>> start EXTRACTED INFORMATION

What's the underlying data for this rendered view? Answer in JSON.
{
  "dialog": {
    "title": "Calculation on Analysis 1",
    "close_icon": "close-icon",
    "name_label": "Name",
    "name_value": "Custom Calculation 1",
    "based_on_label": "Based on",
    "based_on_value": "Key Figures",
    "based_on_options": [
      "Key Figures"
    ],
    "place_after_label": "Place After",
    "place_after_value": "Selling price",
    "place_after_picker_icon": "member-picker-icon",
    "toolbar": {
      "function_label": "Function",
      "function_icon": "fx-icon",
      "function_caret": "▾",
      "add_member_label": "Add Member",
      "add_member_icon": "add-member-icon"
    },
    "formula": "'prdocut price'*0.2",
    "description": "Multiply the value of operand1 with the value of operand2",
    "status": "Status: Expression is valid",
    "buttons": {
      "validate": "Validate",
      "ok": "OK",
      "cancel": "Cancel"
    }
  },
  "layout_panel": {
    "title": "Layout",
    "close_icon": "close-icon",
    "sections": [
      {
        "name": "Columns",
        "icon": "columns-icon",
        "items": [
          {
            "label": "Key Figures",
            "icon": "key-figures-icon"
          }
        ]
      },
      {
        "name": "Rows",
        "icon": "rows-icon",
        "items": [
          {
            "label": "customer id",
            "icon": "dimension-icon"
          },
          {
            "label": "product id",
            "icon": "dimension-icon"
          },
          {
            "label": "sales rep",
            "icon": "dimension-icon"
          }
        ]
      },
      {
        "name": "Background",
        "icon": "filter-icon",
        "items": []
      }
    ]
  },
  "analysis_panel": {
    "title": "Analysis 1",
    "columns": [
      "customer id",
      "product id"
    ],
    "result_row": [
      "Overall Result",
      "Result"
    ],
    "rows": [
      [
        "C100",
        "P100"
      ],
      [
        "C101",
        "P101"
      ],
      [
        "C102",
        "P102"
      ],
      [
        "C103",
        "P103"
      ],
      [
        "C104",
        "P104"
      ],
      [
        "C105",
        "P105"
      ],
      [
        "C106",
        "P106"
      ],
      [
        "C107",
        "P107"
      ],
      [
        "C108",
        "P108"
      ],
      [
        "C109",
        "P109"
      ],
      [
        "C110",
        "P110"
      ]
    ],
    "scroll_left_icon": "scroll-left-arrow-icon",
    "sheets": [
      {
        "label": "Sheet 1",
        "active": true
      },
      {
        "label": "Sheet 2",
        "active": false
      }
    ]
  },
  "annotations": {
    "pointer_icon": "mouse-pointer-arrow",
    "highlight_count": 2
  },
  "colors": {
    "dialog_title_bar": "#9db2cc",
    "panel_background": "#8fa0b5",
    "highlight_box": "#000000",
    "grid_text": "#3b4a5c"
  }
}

>> end EXTRACTED INFORMATION

WRITTEN REQUEST:
Point out every line holding the string "price" and copy it.

OUTPUT FOR THIS TASK:
    "place_after_value": "Selling price",
    "formula": "'prdocut price'*0.2",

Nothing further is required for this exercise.